**Problem requirements:**
Find the string "FÉNYES" and gather every line that holds it.

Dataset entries
————

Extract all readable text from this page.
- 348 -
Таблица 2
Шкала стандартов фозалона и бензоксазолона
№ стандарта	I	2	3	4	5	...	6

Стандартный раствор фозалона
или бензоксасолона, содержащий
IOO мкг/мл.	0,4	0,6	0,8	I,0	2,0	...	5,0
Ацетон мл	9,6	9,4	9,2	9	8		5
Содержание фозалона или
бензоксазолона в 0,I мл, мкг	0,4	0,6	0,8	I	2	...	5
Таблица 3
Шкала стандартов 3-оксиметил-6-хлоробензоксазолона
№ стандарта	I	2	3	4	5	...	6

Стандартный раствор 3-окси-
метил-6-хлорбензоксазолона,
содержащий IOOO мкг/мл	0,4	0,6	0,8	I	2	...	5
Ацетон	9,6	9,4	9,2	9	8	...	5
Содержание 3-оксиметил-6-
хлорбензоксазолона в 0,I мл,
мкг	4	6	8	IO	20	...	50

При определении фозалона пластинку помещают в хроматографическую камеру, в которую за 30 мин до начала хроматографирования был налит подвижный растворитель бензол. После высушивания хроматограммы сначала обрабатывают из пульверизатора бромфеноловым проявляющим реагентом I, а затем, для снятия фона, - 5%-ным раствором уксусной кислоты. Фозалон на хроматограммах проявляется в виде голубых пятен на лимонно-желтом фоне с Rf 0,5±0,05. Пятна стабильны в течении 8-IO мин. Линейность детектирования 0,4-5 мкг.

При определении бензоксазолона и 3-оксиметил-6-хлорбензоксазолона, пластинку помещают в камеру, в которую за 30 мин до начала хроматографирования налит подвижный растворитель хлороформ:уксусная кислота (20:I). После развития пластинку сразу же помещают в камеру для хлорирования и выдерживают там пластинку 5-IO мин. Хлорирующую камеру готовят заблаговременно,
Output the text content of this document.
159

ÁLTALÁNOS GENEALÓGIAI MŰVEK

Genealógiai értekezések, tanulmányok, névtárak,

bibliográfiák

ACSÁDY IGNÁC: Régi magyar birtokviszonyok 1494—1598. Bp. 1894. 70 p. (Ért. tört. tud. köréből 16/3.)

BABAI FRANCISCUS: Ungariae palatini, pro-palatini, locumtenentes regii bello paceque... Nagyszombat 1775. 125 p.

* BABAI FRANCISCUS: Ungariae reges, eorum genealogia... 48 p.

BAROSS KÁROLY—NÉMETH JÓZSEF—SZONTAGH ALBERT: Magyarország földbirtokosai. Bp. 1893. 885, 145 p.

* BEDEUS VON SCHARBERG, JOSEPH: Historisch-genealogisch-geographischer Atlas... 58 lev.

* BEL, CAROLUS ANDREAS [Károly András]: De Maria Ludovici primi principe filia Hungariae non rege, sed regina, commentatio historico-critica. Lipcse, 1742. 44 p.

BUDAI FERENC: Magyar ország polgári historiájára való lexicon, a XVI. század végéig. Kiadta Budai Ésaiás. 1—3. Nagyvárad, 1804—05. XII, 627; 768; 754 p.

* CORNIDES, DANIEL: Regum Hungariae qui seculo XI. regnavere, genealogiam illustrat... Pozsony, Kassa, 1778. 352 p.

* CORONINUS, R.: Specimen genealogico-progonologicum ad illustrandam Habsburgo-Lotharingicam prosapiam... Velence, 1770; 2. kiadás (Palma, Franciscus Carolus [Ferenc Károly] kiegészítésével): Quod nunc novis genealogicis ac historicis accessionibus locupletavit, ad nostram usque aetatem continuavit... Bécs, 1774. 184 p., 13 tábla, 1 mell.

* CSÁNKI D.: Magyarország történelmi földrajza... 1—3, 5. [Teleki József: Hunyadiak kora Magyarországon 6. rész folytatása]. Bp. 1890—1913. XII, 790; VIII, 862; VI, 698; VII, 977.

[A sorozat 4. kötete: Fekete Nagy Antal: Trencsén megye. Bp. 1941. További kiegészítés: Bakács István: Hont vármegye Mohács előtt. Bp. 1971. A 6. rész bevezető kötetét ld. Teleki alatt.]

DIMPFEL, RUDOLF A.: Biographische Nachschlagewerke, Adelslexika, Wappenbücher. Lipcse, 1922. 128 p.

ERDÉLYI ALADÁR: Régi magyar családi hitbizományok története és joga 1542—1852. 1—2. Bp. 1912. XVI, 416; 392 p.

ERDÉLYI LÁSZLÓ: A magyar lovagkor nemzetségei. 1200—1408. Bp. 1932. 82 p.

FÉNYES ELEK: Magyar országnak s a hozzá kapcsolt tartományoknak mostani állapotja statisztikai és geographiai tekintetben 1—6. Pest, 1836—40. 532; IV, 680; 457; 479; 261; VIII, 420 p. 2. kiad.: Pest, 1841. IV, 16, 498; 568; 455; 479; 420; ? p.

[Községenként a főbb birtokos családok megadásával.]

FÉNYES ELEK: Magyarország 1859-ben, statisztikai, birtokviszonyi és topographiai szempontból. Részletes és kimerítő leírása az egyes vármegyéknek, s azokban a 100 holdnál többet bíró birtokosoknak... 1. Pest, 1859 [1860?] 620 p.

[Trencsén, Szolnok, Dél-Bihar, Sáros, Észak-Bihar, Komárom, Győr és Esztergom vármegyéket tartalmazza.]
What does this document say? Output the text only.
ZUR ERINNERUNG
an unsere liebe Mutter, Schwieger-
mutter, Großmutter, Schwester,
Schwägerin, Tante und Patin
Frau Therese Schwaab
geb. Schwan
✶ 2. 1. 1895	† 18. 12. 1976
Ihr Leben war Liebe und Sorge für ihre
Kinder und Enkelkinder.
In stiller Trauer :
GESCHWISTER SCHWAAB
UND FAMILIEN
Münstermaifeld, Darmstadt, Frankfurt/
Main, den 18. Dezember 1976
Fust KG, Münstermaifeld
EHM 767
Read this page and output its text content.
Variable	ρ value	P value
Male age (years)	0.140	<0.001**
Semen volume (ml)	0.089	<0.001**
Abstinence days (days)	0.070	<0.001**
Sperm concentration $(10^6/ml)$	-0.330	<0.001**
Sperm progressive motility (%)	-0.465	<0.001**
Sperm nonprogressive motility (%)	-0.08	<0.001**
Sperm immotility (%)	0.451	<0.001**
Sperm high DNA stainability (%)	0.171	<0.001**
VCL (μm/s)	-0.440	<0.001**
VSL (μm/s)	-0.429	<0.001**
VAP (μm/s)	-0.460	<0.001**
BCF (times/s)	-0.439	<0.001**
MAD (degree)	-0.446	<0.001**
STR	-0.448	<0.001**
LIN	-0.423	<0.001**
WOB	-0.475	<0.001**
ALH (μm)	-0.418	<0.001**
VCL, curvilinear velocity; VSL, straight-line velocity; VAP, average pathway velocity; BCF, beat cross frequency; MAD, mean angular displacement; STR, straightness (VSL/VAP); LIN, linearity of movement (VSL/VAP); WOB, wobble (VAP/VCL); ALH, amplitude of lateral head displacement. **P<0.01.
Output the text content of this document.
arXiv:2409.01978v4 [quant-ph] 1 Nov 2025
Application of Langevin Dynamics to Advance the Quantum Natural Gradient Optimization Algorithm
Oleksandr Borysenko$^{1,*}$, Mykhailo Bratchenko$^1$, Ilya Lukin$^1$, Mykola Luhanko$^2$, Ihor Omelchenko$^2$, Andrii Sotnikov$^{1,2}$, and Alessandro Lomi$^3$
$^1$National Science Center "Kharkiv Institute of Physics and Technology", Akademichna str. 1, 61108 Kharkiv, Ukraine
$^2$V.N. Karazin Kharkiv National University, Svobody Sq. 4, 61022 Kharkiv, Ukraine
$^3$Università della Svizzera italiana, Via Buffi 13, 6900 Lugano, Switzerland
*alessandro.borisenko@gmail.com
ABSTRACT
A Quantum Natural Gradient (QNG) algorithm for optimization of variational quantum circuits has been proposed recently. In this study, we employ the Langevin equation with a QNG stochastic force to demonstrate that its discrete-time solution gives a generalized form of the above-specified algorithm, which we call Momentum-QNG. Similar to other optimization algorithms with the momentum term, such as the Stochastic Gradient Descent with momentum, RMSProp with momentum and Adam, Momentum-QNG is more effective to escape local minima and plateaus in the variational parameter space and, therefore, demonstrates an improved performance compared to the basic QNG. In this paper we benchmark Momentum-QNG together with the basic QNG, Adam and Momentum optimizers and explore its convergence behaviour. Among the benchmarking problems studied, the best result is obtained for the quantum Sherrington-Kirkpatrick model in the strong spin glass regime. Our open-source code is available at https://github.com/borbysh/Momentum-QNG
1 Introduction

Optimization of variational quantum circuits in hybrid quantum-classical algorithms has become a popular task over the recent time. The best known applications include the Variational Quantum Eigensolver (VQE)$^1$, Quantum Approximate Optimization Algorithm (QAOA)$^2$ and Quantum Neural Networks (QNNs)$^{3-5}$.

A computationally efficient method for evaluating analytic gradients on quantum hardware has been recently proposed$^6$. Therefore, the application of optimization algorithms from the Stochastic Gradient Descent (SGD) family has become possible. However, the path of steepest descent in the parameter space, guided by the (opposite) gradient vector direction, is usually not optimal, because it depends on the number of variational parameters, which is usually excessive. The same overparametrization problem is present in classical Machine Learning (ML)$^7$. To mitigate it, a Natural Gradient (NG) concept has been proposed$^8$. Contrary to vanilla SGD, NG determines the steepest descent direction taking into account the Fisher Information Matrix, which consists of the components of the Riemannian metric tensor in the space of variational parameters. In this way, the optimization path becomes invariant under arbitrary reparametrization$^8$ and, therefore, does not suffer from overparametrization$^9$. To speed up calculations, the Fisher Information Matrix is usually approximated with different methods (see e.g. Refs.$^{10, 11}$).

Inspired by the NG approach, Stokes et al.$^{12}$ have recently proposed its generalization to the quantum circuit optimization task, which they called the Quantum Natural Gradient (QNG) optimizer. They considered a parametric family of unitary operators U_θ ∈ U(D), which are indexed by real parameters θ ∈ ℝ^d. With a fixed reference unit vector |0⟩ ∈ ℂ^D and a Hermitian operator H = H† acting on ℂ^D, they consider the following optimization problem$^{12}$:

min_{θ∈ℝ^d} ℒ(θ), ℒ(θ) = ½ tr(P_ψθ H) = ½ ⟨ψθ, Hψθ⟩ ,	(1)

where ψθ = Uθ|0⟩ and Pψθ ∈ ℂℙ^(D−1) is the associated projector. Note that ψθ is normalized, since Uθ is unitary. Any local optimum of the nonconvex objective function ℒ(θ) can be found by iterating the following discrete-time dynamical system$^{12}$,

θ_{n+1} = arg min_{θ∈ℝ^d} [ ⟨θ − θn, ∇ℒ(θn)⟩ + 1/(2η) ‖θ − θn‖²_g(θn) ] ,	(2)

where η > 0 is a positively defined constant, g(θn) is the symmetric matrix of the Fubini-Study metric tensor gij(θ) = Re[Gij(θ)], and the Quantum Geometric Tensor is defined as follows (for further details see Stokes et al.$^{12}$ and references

————

**Written solution:**
FÉNYES ELEK: Magyar országnak s a hozzá kapcsolt tartományoknak mostani állapotja statisztikai és geographiai tekintetben 1—6. Pest, 1836—40. 532; IV, 680; 457; 479; 261; VIII, 420 p. 2. kiad.: Pest, 1841. IV, 16, 498; 568; 455; 479; 420; ? p.
FÉNYES ELEK: Magyarország 1859-ben, statisztikai, birtokviszonyi és topographiai szempontból. Részletes és kimerítő leírása az egyes vármegyéknek, s azokban a 100 holdnál többet bíró birtokosoknak... 1. Pest, 1859 [1860?] 620 p.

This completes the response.